◆ TASK PROMPT ◆
Write out the full listing exactly as given, minus the images.

◆ Excerpt from a dataset ◆
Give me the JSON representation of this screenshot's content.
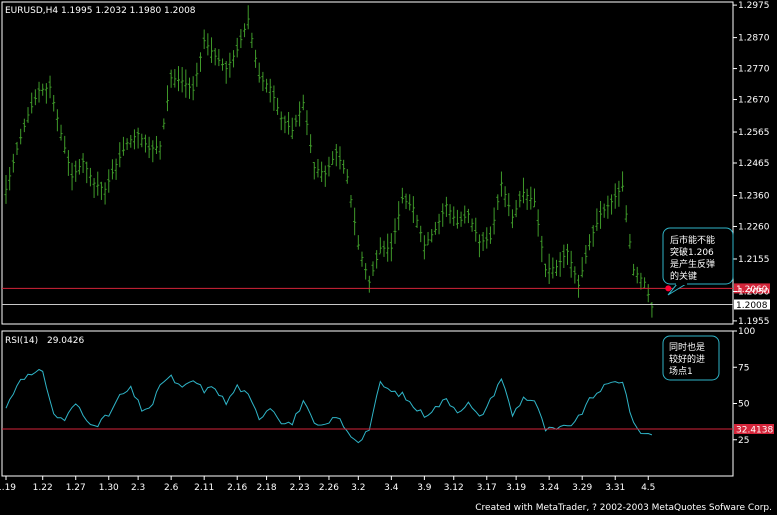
{
  "colors": {
    "background": "#000000",
    "bull": "#3f9a2a",
    "bear": "#3f9a2a",
    "rsi_line": "#2fb5c8",
    "level_line": "#d4253a",
    "axis": "#ffffff",
    "price_tag": "#ffffff",
    "callout_border": "#2fb5c8",
    "marker": "#ff0033"
  },
  "header": {
    "symbol_line": "EURUSD,H4  1.1995 1.2032 1.1980 1.2008"
  },
  "footer": {
    "credit": "Created with MetaTrader, ? 2002-2003 MetaQuotes Sofware Corp."
  },
  "annotations": {
    "price_note": [
      "后市能不能",
      "突破1.206",
      "是产生反弹",
      "的关键"
    ],
    "rsi_note": [
      "同时也是",
      "较好的进",
      "场点1"
    ]
  },
  "chart_data": [
    {
      "type": "ohlc",
      "panel": "price",
      "title": "EURUSD,H4",
      "ohlc_header": [
        1.1995,
        1.2032,
        1.198,
        1.2008
      ],
      "ylim": [
        1.1945,
        1.2985
      ],
      "y_ticks": [
        1.2975,
        1.287,
        1.277,
        1.267,
        1.2565,
        1.2465,
        1.236,
        1.226,
        1.2155,
        1.205,
        1.1955
      ],
      "y_tick_labels": [
        "1.2975",
        "1.2870",
        "1.2770",
        "1.2670",
        "1.2565",
        "1.2465",
        "1.2360",
        "1.2260",
        "1.2155",
        "1.2050",
        "1.1955"
      ],
      "horizontal_levels": [
        {
          "value": 1.206,
          "label": "1.2060",
          "kind": "resistance"
        },
        {
          "value": 1.2008,
          "label": "1.2008",
          "kind": "last_price"
        }
      ],
      "marker": {
        "bar_index": 175,
        "value": 1.206
      },
      "x_tick_labels": [
        "1.19",
        "1.22",
        "1.27",
        "1.30",
        "2.3",
        "2.6",
        "2.11",
        "2.16",
        "2.18",
        "2.23",
        "2.26",
        "3.2",
        "3.4",
        "3.9",
        "3.12",
        "3.17",
        "3.19",
        "3.24",
        "3.29",
        "3.31",
        "4.5"
      ],
      "x_tick_bar_index": [
        0,
        10,
        19,
        28,
        36,
        45,
        54,
        63,
        71,
        80,
        88,
        96,
        105,
        114,
        122,
        131,
        139,
        148,
        157,
        166,
        175
      ],
      "anchors": [
        [
          0,
          1.238
        ],
        [
          3,
          1.251
        ],
        [
          6,
          1.262
        ],
        [
          9,
          1.27
        ],
        [
          12,
          1.271
        ],
        [
          15,
          1.256
        ],
        [
          18,
          1.242
        ],
        [
          21,
          1.247
        ],
        [
          24,
          1.24
        ],
        [
          27,
          1.238
        ],
        [
          30,
          1.246
        ],
        [
          33,
          1.253
        ],
        [
          36,
          1.256
        ],
        [
          39,
          1.251
        ],
        [
          42,
          1.252
        ],
        [
          45,
          1.274
        ],
        [
          48,
          1.273
        ],
        [
          51,
          1.27
        ],
        [
          54,
          1.286
        ],
        [
          57,
          1.281
        ],
        [
          60,
          1.277
        ],
        [
          63,
          1.283
        ],
        [
          66,
          1.293
        ],
        [
          69,
          1.274
        ],
        [
          72,
          1.271
        ],
        [
          75,
          1.261
        ],
        [
          78,
          1.257
        ],
        [
          81,
          1.266
        ],
        [
          84,
          1.245
        ],
        [
          87,
          1.243
        ],
        [
          90,
          1.25
        ],
        [
          93,
          1.242
        ],
        [
          96,
          1.22
        ],
        [
          99,
          1.208
        ],
        [
          102,
          1.219
        ],
        [
          105,
          1.219
        ],
        [
          108,
          1.235
        ],
        [
          111,
          1.232
        ],
        [
          114,
          1.22
        ],
        [
          117,
          1.225
        ],
        [
          120,
          1.233
        ],
        [
          123,
          1.227
        ],
        [
          126,
          1.23
        ],
        [
          129,
          1.221
        ],
        [
          132,
          1.222
        ],
        [
          135,
          1.24
        ],
        [
          138,
          1.229
        ],
        [
          141,
          1.237
        ],
        [
          144,
          1.234
        ],
        [
          147,
          1.212
        ],
        [
          150,
          1.213
        ],
        [
          153,
          1.218
        ],
        [
          156,
          1.207
        ],
        [
          159,
          1.221
        ],
        [
          162,
          1.23
        ],
        [
          165,
          1.234
        ],
        [
          168,
          1.239
        ],
        [
          171,
          1.212
        ],
        [
          174,
          1.208
        ],
        [
          176,
          1.2
        ]
      ]
    },
    {
      "type": "line",
      "panel": "indicator",
      "title": "RSI(14)",
      "current_value": 29.0426,
      "ylim": [
        0,
        100
      ],
      "y_ticks": [
        100,
        75,
        50,
        25
      ],
      "y_tick_labels": [
        "100",
        "75",
        "50",
        "25"
      ],
      "horizontal_levels": [
        {
          "value": 32.4138,
          "label": "32.4138"
        }
      ],
      "anchors": [
        [
          0,
          47
        ],
        [
          4,
          68
        ],
        [
          8,
          70
        ],
        [
          10,
          73
        ],
        [
          13,
          42
        ],
        [
          16,
          39
        ],
        [
          19,
          50
        ],
        [
          22,
          38
        ],
        [
          25,
          36
        ],
        [
          28,
          42
        ],
        [
          31,
          55
        ],
        [
          34,
          60
        ],
        [
          37,
          46
        ],
        [
          40,
          48
        ],
        [
          42,
          64
        ],
        [
          45,
          68
        ],
        [
          48,
          60
        ],
        [
          51,
          66
        ],
        [
          54,
          59
        ],
        [
          57,
          61
        ],
        [
          60,
          50
        ],
        [
          63,
          62
        ],
        [
          66,
          55
        ],
        [
          69,
          40
        ],
        [
          72,
          48
        ],
        [
          75,
          38
        ],
        [
          78,
          36
        ],
        [
          81,
          52
        ],
        [
          84,
          35
        ],
        [
          87,
          34
        ],
        [
          90,
          42
        ],
        [
          93,
          30
        ],
        [
          96,
          24
        ],
        [
          99,
          33
        ],
        [
          102,
          64
        ],
        [
          105,
          58
        ],
        [
          108,
          56
        ],
        [
          111,
          48
        ],
        [
          114,
          42
        ],
        [
          117,
          47
        ],
        [
          120,
          53
        ],
        [
          123,
          45
        ],
        [
          126,
          50
        ],
        [
          129,
          40
        ],
        [
          132,
          52
        ],
        [
          135,
          68
        ],
        [
          138,
          42
        ],
        [
          141,
          54
        ],
        [
          144,
          52
        ],
        [
          147,
          32
        ],
        [
          150,
          32
        ],
        [
          153,
          34
        ],
        [
          156,
          40
        ],
        [
          159,
          52
        ],
        [
          162,
          60
        ],
        [
          165,
          64
        ],
        [
          168,
          66
        ],
        [
          171,
          35
        ],
        [
          174,
          29
        ],
        [
          176,
          29
        ]
      ]
    }
  ]
}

◆ EXERCISE ANSWER ◆
Give me the JSON representation of this screenshot's content.
{
  "colors": {
    "background": "#000000",
    "bull": "#3f9a2a",
    "bear": "#3f9a2a",
    "rsi_line": "#2fb5c8",
    "level_line": "#d4253a",
    "axis": "#ffffff",
    "price_tag": "#ffffff",
    "callout_border": "#2fb5c8",
    "marker": "#ff0033"
  },
  "header": {
    "symbol_line": "EURUSD,H4  1.1995 1.2032 1.1980 1.2008"
  },
  "footer": {
    "credit": "Created with MetaTrader, ? 2002-2003 MetaQuotes Sofware Corp."
  },
  "annotations": {
    "price_note": [
      "后市能不能",
      "突破1.206",
      "是产生反弹",
      "的关键"
    ],
    "rsi_note": [
      "同时也是",
      "较好的进",
      "场点1"
    ]
  },
  "chart_data": [
    {
      "type": "ohlc",
      "panel": "price",
      "title": "EURUSD,H4",
      "ohlc_header": [
        1.1995,
        1.2032,
        1.198,
        1.2008
      ],
      "ylim": [
        1.1945,
        1.2985
      ],
      "y_ticks": [
        1.2975,
        1.287,
        1.277,
        1.267,
        1.2565,
        1.2465,
        1.236,
        1.226,
        1.2155,
        1.205,
        1.1955
      ],
      "y_tick_labels": [
        "1.2975",
        "1.2870",
        "1.2770",
        "1.2670",
        "1.2565",
        "1.2465",
        "1.2360",
        "1.2260",
        "1.2155",
        "1.2050",
        "1.1955"
      ],
      "horizontal_levels": [
        {
          "value": 1.206,
          "label": "1.2060",
          "kind": "resistance"
        },
        {
          "value": 1.2008,
          "label": "1.2008",
          "kind": "last_price"
        }
      ],
      "marker": {
        "bar_index": 175,
        "value": 1.206
      },
      "x_tick_labels": [
        "1.19",
        "1.22",
        "1.27",
        "1.30",
        "2.3",
        "2.6",
        "2.11",
        "2.16",
        "2.18",
        "2.23",
        "2.26",
        "3.2",
        "3.4",
        "3.9",
        "3.12",
        "3.17",
        "3.19",
        "3.24",
        "3.29",
        "3.31",
        "4.5"
      ],
      "x_tick_bar_index": [
        0,
        10,
        19,
        28,
        36,
        45,
        54,
        63,
        71,
        80,
        88,
        96,
        105,
        114,
        122,
        131,
        139,
        148,
        157,
        166,
        175
      ],
      "anchors": [
        [
          0,
          1.238
        ],
        [
          3,
          1.251
        ],
        [
          6,
          1.262
        ],
        [
          9,
          1.27
        ],
        [
          12,
          1.271
        ],
        [
          15,
          1.256
        ],
        [
          18,
          1.242
        ],
        [
          21,
          1.247
        ],
        [
          24,
          1.24
        ],
        [
          27,
          1.238
        ],
        [
          30,
          1.246
        ],
        [
          33,
          1.253
        ],
        [
          36,
          1.256
        ],
        [
          39,
          1.251
        ],
        [
          42,
          1.252
        ],
        [
          45,
          1.274
        ],
        [
          48,
          1.273
        ],
        [
          51,
          1.27
        ],
        [
          54,
          1.286
        ],
        [
          57,
          1.281
        ],
        [
          60,
          1.277
        ],
        [
          63,
          1.283
        ],
        [
          66,
          1.293
        ],
        [
          69,
          1.274
        ],
        [
          72,
          1.271
        ],
        [
          75,
          1.261
        ],
        [
          78,
          1.257
        ],
        [
          81,
          1.266
        ],
        [
          84,
          1.245
        ],
        [
          87,
          1.243
        ],
        [
          90,
          1.25
        ],
        [
          93,
          1.242
        ],
        [
          96,
          1.22
        ],
        [
          99,
          1.208
        ],
        [
          102,
          1.219
        ],
        [
          105,
          1.219
        ],
        [
          108,
          1.235
        ],
        [
          111,
          1.232
        ],
        [
          114,
          1.22
        ],
        [
          117,
          1.225
        ],
        [
          120,
          1.233
        ],
        [
          123,
          1.227
        ],
        [
          126,
          1.23
        ],
        [
          129,
          1.221
        ],
        [
          132,
          1.222
        ],
        [
          135,
          1.24
        ],
        [
          138,
          1.229
        ],
        [
          141,
          1.237
        ],
        [
          144,
          1.234
        ],
        [
          147,
          1.212
        ],
        [
          150,
          1.213
        ],
        [
          153,
          1.218
        ],
        [
          156,
          1.207
        ],
        [
          159,
          1.221
        ],
        [
          162,
          1.23
        ],
        [
          165,
          1.234
        ],
        [
          168,
          1.239
        ],
        [
          171,
          1.212
        ],
        [
          174,
          1.208
        ],
        [
          176,
          1.2
        ]
      ]
    },
    {
      "type": "line",
      "panel": "indicator",
      "title": "RSI(14)",
      "current_value": 29.0426,
      "ylim": [
        0,
        100
      ],
      "y_ticks": [
        100,
        75,
        50,
        25
      ],
      "y_tick_labels": [
        "100",
        "75",
        "50",
        "25"
      ],
      "horizontal_levels": [
        {
          "value": 32.4138,
          "label": "32.4138"
        }
      ],
      "anchors": [
        [
          0,
          47
        ],
        [
          4,
          68
        ],
        [
          8,
          70
        ],
        [
          10,
          73
        ],
        [
          13,
          42
        ],
        [
          16,
          39
        ],
        [
          19,
          50
        ],
        [
          22,
          38
        ],
        [
          25,
          36
        ],
        [
          28,
          42
        ],
        [
          31,
          55
        ],
        [
          34,
          60
        ],
        [
          37,
          46
        ],
        [
          40,
          48
        ],
        [
          42,
          64
        ],
        [
          45,
          68
        ],
        [
          48,
          60
        ],
        [
          51,
          66
        ],
        [
          54,
          59
        ],
        [
          57,
          61
        ],
        [
          60,
          50
        ],
        [
          63,
          62
        ],
        [
          66,
          55
        ],
        [
          69,
          40
        ],
        [
          72,
          48
        ],
        [
          75,
          38
        ],
        [
          78,
          36
        ],
        [
          81,
          52
        ],
        [
          84,
          35
        ],
        [
          87,
          34
        ],
        [
          90,
          42
        ],
        [
          93,
          30
        ],
        [
          96,
          24
        ],
        [
          99,
          33
        ],
        [
          102,
          64
        ],
        [
          105,
          58
        ],
        [
          108,
          56
        ],
        [
          111,
          48
        ],
        [
          114,
          42
        ],
        [
          117,
          47
        ],
        [
          120,
          53
        ],
        [
          123,
          45
        ],
        [
          126,
          50
        ],
        [
          129,
          40
        ],
        [
          132,
          52
        ],
        [
          135,
          68
        ],
        [
          138,
          42
        ],
        [
          141,
          54
        ],
        [
          144,
          52
        ],
        [
          147,
          32
        ],
        [
          150,
          32
        ],
        [
          153,
          34
        ],
        [
          156,
          40
        ],
        [
          159,
          52
        ],
        [
          162,
          60
        ],
        [
          165,
          64
        ],
        [
          168,
          66
        ],
        [
          171,
          35
        ],
        [
          174,
          29
        ],
        [
          176,
          29
        ]
      ]
    }
  ]
}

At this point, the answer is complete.